Lines of data:
____

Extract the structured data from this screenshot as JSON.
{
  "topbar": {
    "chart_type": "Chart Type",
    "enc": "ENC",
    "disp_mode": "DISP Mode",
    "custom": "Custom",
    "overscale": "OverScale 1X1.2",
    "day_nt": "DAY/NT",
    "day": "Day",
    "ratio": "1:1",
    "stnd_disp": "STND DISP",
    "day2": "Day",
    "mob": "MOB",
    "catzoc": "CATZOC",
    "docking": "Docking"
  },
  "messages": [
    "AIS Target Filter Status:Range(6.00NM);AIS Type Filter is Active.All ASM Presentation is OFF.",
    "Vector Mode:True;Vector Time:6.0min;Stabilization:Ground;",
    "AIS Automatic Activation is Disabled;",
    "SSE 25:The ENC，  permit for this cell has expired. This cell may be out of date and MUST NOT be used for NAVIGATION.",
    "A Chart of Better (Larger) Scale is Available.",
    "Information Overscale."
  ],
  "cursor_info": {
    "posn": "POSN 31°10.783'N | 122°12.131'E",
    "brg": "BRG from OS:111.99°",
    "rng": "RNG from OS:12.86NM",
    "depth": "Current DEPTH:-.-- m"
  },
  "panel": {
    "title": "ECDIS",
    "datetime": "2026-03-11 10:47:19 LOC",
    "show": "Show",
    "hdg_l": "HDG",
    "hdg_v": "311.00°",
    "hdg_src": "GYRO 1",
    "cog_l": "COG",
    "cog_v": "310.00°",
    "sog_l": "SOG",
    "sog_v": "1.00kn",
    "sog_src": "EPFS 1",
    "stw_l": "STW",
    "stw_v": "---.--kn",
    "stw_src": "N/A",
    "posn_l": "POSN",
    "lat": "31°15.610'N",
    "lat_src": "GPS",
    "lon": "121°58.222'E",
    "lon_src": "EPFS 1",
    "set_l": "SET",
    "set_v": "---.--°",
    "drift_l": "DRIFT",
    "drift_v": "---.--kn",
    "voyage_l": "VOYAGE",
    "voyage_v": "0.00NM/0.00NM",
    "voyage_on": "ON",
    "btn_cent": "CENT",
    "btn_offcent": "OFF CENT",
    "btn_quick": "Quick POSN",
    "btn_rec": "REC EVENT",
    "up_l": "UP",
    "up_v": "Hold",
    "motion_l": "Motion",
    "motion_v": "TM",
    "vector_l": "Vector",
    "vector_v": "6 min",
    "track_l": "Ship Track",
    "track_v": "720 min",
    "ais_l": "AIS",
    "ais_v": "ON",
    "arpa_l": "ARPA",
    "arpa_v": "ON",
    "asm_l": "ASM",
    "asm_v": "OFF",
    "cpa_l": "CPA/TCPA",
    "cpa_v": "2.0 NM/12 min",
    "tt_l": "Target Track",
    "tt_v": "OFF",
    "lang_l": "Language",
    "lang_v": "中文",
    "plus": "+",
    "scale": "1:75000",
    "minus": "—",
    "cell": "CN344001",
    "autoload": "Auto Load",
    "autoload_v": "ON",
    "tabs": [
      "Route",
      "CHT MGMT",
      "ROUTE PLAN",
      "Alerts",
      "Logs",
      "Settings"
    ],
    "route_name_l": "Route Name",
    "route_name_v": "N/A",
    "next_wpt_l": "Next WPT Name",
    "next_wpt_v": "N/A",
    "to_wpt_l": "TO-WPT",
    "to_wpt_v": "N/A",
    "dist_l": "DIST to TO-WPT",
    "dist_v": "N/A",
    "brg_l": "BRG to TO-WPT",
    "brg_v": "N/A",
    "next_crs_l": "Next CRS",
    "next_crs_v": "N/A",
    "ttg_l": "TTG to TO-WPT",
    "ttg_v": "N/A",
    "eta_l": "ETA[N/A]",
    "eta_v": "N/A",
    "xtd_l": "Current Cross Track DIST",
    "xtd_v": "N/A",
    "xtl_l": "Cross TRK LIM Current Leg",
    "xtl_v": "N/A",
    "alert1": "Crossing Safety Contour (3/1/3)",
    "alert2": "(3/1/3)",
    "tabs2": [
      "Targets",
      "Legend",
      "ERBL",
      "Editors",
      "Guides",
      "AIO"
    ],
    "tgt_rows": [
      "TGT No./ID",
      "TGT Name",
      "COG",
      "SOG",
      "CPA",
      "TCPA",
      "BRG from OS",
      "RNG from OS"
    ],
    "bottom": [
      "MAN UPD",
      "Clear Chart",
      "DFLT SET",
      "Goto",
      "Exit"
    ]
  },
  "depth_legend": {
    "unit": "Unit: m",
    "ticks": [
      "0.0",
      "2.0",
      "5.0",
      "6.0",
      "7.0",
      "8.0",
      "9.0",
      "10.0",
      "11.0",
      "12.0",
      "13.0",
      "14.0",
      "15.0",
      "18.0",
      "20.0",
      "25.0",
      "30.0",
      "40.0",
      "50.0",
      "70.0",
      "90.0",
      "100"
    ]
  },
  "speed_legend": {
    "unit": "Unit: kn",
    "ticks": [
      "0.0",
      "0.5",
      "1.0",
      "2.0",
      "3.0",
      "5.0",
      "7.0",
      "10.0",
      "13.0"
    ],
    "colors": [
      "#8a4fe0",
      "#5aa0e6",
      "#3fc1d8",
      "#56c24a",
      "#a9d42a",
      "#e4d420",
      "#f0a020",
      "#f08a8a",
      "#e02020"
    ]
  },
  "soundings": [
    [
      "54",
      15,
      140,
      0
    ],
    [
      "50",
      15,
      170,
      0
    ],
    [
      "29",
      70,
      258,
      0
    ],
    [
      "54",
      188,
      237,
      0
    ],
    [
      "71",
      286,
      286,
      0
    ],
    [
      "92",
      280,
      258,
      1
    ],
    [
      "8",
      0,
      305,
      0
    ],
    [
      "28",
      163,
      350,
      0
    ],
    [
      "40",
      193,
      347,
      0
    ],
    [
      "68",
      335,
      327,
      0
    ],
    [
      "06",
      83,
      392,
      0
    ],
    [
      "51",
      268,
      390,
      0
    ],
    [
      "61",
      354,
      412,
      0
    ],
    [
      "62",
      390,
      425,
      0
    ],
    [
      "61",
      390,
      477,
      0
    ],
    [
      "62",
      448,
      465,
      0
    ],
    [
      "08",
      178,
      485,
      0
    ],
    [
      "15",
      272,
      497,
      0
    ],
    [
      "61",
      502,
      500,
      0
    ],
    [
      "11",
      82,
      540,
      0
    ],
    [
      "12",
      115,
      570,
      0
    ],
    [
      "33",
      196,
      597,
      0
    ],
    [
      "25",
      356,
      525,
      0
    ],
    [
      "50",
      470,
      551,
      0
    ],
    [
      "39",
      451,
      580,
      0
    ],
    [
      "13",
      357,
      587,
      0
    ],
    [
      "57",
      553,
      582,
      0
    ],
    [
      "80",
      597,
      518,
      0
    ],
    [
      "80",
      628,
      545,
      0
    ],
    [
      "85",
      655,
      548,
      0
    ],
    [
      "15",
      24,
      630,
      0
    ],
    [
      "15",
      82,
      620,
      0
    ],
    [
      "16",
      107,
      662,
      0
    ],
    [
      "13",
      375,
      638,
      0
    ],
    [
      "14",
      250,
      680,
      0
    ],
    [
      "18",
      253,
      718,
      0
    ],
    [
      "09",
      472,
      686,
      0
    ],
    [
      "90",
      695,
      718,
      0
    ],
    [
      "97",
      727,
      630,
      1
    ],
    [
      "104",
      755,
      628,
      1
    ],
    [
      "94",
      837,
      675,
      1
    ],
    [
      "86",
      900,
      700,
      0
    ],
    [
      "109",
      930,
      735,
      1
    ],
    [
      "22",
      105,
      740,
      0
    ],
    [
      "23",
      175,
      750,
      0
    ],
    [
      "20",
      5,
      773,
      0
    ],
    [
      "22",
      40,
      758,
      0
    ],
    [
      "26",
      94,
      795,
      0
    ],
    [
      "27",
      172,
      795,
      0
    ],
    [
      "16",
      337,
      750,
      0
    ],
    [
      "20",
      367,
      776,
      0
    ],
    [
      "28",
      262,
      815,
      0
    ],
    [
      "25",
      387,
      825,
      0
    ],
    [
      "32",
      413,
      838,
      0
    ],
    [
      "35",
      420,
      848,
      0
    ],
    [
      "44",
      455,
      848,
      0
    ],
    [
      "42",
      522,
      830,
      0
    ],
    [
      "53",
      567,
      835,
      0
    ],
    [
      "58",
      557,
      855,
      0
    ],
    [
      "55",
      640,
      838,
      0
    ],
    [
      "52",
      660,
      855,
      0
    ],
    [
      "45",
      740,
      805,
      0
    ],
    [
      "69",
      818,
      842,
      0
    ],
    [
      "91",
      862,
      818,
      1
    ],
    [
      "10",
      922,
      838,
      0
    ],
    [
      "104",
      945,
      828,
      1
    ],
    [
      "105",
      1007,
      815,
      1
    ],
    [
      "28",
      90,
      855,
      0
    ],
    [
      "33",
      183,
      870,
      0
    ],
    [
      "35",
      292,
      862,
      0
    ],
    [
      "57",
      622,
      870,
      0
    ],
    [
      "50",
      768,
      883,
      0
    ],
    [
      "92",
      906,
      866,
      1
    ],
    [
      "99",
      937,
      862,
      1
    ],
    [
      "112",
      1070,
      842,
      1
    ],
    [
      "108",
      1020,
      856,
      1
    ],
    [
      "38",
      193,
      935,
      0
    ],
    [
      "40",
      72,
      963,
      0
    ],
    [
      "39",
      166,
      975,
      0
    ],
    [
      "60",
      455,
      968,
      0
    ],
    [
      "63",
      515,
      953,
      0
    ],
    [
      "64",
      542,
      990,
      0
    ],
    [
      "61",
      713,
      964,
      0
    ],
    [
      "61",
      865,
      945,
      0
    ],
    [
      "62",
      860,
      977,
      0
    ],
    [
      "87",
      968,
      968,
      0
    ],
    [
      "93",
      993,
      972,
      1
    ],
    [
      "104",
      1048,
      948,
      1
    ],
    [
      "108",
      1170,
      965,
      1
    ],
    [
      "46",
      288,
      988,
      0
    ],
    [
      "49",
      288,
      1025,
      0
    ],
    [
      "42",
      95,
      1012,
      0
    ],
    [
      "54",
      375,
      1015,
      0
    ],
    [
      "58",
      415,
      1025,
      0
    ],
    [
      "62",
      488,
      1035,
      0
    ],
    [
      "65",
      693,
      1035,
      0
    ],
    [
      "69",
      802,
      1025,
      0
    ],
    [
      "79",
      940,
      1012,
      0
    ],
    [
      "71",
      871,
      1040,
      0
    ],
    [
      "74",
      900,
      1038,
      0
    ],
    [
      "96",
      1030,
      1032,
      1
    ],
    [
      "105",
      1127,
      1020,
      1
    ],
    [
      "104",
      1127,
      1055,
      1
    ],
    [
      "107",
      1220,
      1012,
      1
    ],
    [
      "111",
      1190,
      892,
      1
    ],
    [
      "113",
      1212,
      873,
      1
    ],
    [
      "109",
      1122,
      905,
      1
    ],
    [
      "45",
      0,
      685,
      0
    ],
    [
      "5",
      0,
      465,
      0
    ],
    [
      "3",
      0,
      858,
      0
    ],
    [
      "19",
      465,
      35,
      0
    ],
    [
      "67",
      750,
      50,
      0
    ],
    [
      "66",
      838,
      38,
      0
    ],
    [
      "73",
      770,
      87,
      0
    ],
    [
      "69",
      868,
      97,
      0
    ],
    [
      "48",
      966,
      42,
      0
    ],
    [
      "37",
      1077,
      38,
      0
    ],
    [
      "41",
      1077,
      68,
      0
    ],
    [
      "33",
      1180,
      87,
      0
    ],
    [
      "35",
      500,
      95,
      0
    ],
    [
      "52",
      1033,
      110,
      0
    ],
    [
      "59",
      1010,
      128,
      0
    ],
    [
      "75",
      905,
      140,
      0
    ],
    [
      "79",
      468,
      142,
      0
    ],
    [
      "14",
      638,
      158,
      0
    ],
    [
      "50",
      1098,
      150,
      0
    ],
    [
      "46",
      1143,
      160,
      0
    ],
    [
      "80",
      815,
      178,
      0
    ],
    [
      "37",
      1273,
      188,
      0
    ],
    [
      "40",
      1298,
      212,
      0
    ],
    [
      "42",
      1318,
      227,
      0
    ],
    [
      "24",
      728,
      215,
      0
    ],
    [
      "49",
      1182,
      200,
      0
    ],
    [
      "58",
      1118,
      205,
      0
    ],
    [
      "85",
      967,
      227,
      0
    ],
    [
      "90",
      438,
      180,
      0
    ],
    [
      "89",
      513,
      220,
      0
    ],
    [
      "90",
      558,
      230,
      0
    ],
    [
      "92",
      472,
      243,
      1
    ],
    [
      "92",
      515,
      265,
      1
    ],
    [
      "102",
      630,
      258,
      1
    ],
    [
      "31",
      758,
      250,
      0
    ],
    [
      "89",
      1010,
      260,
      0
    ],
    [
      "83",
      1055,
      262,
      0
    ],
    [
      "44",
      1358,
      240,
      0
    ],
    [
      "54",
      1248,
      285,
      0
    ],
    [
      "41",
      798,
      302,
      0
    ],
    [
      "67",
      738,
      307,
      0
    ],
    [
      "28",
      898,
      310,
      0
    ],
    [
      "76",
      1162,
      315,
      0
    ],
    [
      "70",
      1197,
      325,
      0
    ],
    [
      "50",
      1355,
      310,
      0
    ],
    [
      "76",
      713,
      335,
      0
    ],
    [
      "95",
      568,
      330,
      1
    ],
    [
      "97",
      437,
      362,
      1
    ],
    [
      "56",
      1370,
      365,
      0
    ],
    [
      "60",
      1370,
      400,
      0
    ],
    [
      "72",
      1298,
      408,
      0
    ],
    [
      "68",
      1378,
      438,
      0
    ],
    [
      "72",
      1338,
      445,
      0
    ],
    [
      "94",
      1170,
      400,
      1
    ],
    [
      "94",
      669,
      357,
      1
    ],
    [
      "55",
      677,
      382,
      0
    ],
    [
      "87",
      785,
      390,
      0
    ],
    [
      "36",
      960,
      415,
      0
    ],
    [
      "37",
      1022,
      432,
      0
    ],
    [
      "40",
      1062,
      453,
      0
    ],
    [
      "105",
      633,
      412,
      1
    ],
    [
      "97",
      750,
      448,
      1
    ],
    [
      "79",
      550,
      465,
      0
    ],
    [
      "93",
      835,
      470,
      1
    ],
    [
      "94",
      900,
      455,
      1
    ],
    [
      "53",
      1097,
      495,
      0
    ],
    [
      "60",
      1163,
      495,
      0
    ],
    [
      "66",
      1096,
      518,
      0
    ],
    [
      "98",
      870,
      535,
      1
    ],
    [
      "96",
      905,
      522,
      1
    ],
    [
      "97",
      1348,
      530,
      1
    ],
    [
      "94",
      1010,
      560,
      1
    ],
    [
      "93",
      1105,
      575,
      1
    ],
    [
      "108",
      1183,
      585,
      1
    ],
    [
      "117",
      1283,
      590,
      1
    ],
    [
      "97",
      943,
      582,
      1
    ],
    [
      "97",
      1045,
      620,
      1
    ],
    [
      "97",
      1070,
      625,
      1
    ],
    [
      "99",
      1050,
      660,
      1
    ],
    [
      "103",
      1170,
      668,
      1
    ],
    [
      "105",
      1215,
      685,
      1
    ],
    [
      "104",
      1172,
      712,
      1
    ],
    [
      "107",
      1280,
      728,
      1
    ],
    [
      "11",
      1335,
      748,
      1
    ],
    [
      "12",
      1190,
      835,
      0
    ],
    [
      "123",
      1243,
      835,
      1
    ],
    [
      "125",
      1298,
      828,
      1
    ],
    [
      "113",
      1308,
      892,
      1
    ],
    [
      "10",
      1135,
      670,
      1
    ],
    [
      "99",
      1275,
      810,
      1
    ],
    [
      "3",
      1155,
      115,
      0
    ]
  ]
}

____

Instructions to follow: Extract every line of the records above that contains the word "Mode".

Solution for this problem:
    "disp_mode": "DISP Mode",
    "Vector Mode:True;Vector Time:6.0min;Stabilization:Ground;",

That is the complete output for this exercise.